EXERCISE OBJECTIVE:
Pick out and copy every line below that has the word "makroiqtisodiy".

==============================

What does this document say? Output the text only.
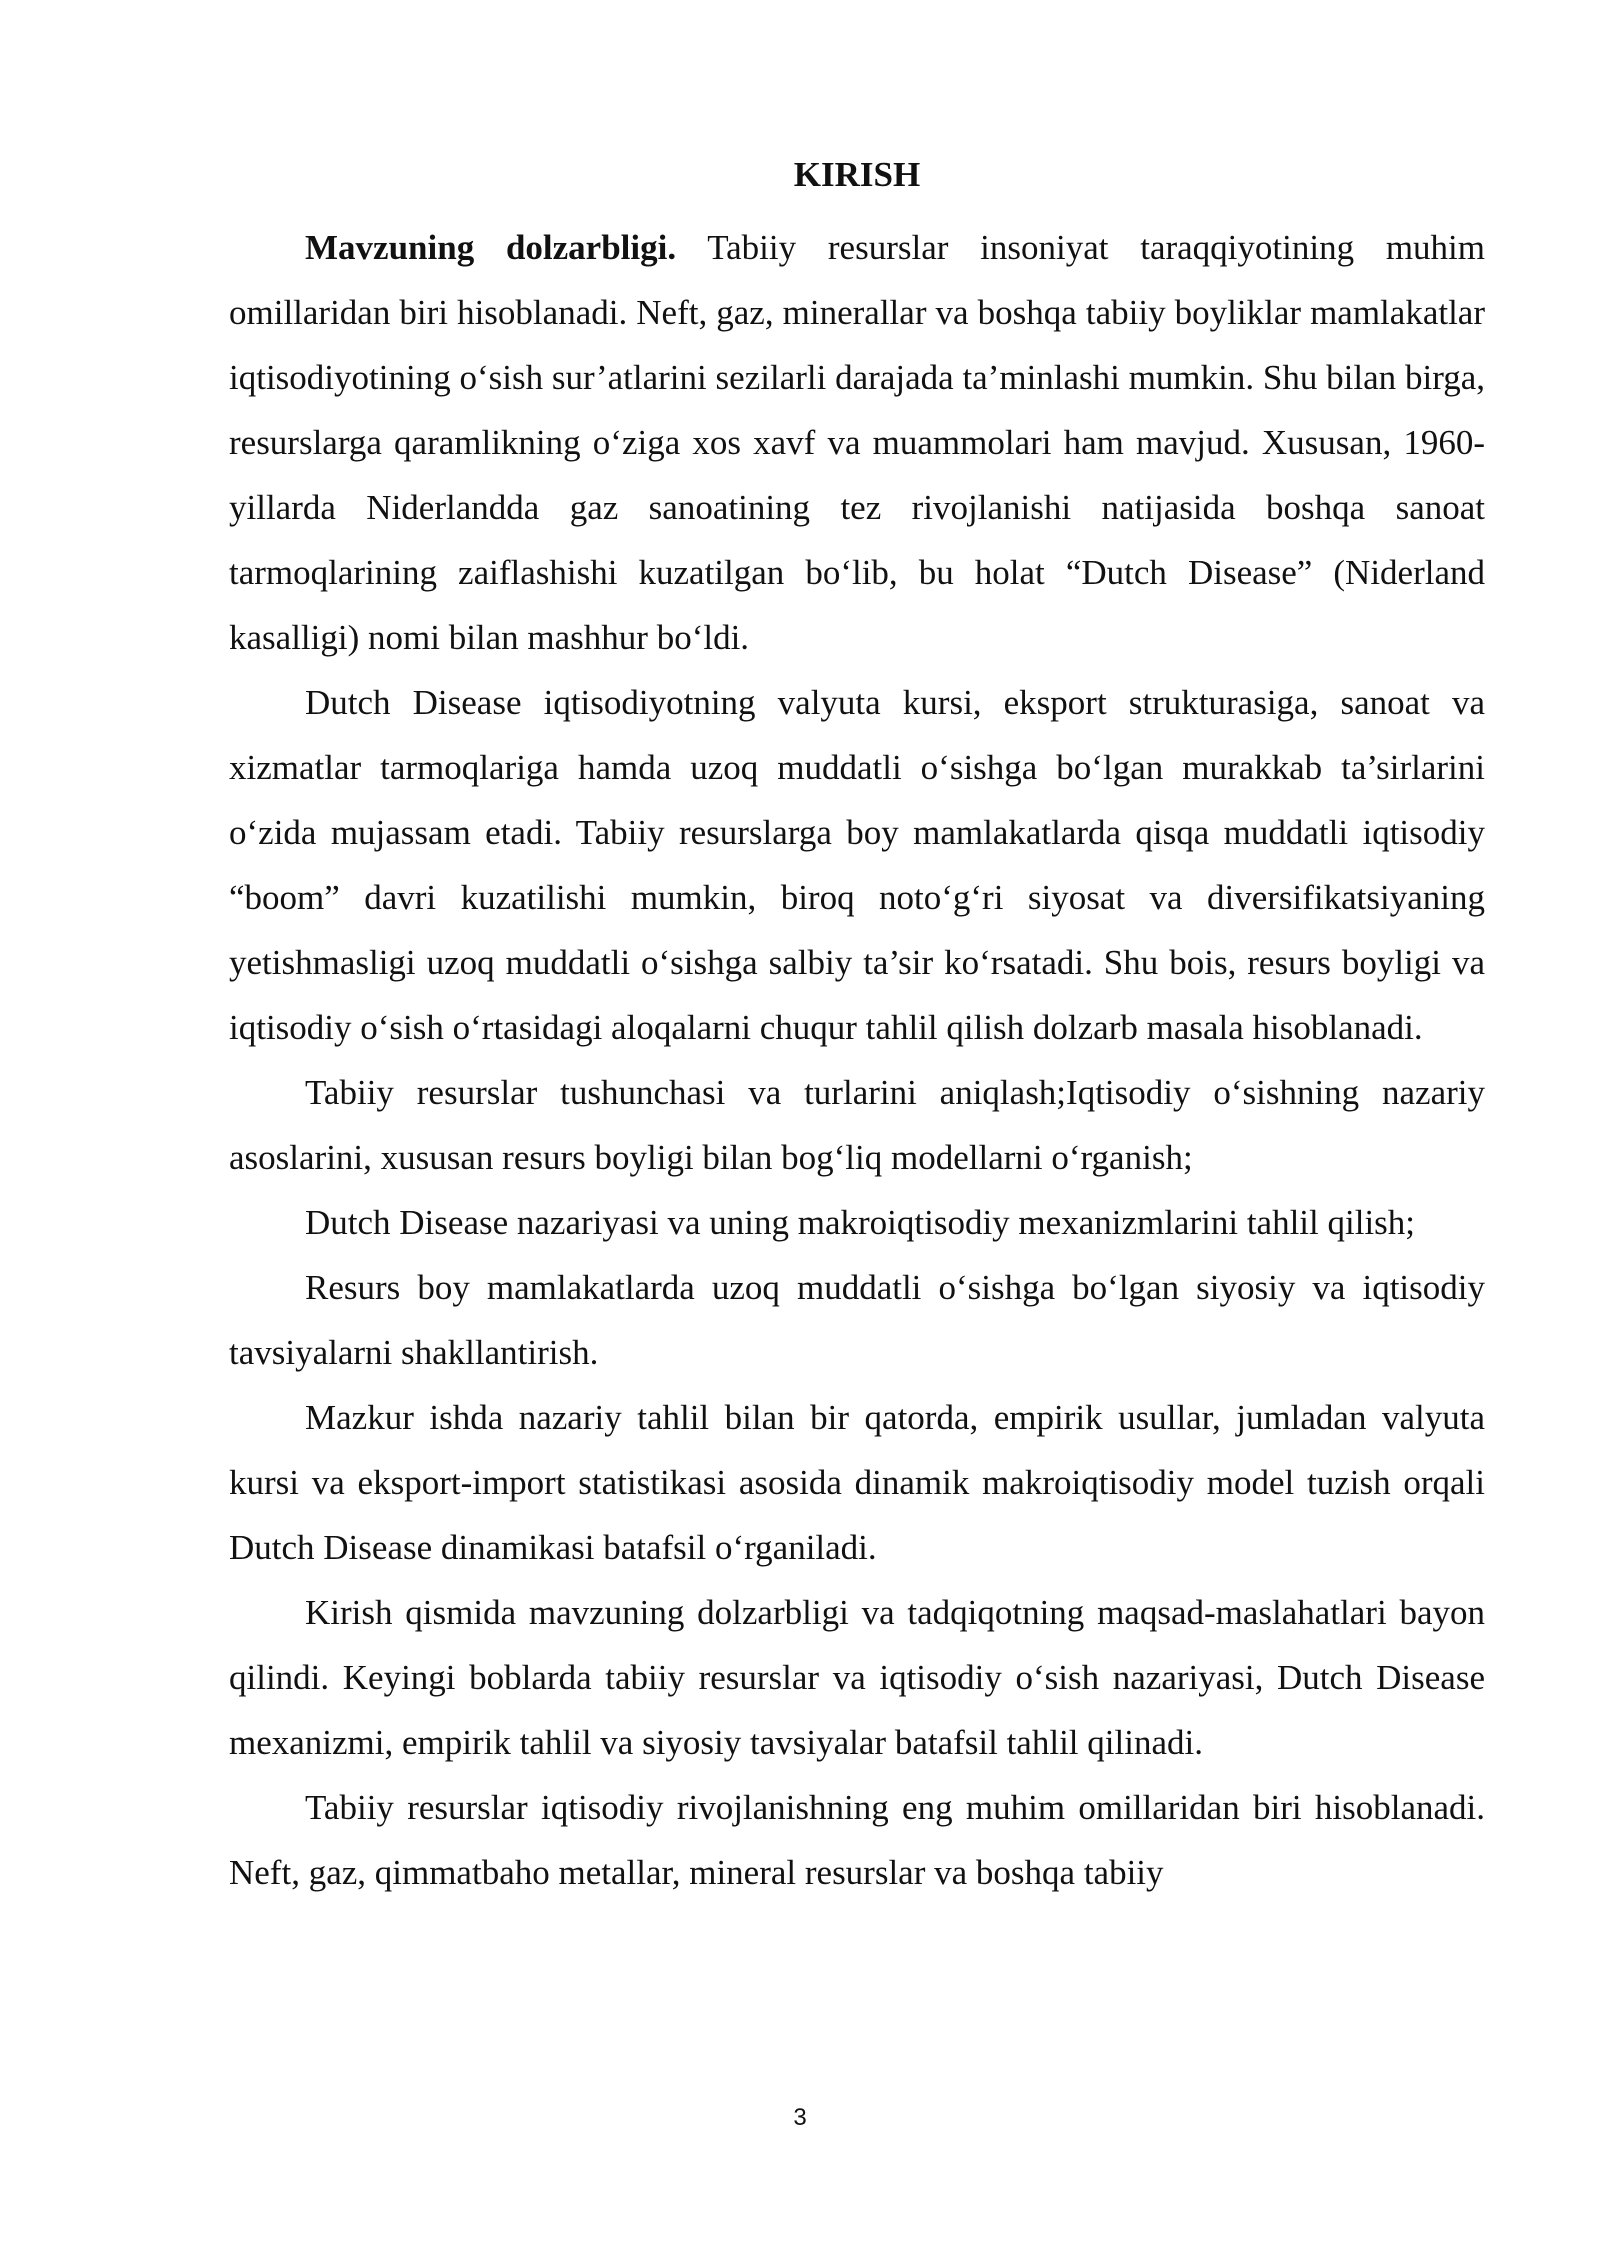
KIRISH

Mavzuning dolzarbligi. Tabiiy resurslar insoniyat taraqqiyotining muhim omillaridan biri hisoblanadi. Neft, gaz, minerallar va boshqa tabiiy boyliklar mamlakatlar iqtisodiyotining o‘sish sur’atlarini sezilarli darajada ta’minlashi mumkin. Shu bilan birga, resurslarga qaramlikning o‘ziga xos xavf va muammolari ham mavjud. Xususan, 1960-yillarda Niderlandda gaz sanoatining tez rivojlanishi natijasida boshqa sanoat tarmoqlarining zaiflashishi kuzatilgan bo‘lib, bu holat “Dutch Disease” (Niderland kasalligi) nomi bilan mashhur bo‘ldi.

Dutch Disease iqtisodiyotning valyuta kursi, eksport strukturasiga, sanoat va xizmatlar tarmoqlariga hamda uzoq muddatli o‘sishga bo‘lgan murakkab ta’sirlarini o‘zida mujassam etadi. Tabiiy resurslarga boy mamlakatlarda qisqa muddatli iqtisodiy “boom” davri kuzatilishi mumkin, biroq noto‘g‘ri siyosat va diversifikatsiyaning yetishmasligi uzoq muddatli o‘sishga salbiy ta’sir ko‘rsatadi. Shu bois, resurs boyligi va iqtisodiy o‘sish o‘rtasidagi aloqalarni chuqur tahlil qilish dolzarb masala hisoblanadi.

Tabiiy resurslar tushunchasi va turlarini aniqlash;Iqtisodiy o‘sishning nazariy asoslarini, xususan resurs boyligi bilan bog‘liq modellarni o‘rganish;

Dutch Disease nazariyasi va uning makroiqtisodiy mexanizmlarini tahlil qilish;

Resurs boy mamlakatlarda uzoq muddatli o‘sishga bo‘lgan siyosiy va iqtisodiy tavsiyalarni shakllantirish.

Mazkur ishda nazariy tahlil bilan bir qatorda, empirik usullar, jumladan valyuta kursi va eksport-import statistikasi asosida dinamik makroiqtisodiy model tuzish orqali Dutch Disease dinamikasi batafsil o‘rganiladi.

Kirish qismida mavzuning dolzarbligi va tadqiqotning maqsad-maslahatlari bayon qilindi. Keyingi boblarda tabiiy resurslar va iqtisodiy o‘sish nazariyasi, Dutch Disease mexanizmi, empirik tahlil va siyosiy tavsiyalar batafsil tahlil qilinadi.

Tabiiy resurslar iqtisodiy rivojlanishning eng muhim omillaridan biri hisoblanadi. Neft, gaz, qimmatbaho metallar, mineral resurslar va boshqa tabiiy

3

==============================

REPLY TO THE EXERCISE:
Dutch Disease nazariyasi va uning makroiqtisodiy mexanizmlarini tahlil qilish;
Mazkur ishda nazariy tahlil bilan bir qatorda, empirik usullar, jumladan valyuta kursi va eksport-import statistikasi asosida dinamik makroiqtisodiy model tuzish orqali Dutch Disease dinamikasi batafsil o‘rganiladi.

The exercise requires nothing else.